> _What is expected_
Copy each line below that contains "this".

Stored data:
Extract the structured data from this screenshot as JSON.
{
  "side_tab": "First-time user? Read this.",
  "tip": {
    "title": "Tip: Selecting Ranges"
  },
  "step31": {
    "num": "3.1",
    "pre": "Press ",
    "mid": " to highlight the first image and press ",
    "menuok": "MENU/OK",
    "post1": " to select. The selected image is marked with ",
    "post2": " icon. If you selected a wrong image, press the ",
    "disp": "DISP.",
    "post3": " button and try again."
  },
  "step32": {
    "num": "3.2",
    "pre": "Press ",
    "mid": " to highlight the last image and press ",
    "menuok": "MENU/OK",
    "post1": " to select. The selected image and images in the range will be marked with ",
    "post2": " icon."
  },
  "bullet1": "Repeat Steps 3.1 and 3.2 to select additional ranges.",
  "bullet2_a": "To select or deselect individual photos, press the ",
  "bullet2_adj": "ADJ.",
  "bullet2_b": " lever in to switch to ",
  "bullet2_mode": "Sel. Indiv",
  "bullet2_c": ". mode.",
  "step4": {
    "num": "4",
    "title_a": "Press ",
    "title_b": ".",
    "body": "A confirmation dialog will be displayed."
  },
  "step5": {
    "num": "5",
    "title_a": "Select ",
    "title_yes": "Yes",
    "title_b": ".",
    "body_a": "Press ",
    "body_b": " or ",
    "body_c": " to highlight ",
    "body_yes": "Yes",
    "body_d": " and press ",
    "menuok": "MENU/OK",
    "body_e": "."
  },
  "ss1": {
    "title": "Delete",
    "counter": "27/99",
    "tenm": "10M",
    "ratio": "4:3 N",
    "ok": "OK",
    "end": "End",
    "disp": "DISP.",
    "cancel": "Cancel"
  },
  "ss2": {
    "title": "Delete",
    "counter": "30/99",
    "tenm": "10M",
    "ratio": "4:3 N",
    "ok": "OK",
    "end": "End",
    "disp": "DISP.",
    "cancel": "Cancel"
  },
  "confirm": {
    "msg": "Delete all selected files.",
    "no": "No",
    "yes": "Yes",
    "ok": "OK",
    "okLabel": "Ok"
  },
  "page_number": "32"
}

> _The completed task_
Extract the structured data from this screenshot as JSON.
  "side_tab": "First-time user? Read this.",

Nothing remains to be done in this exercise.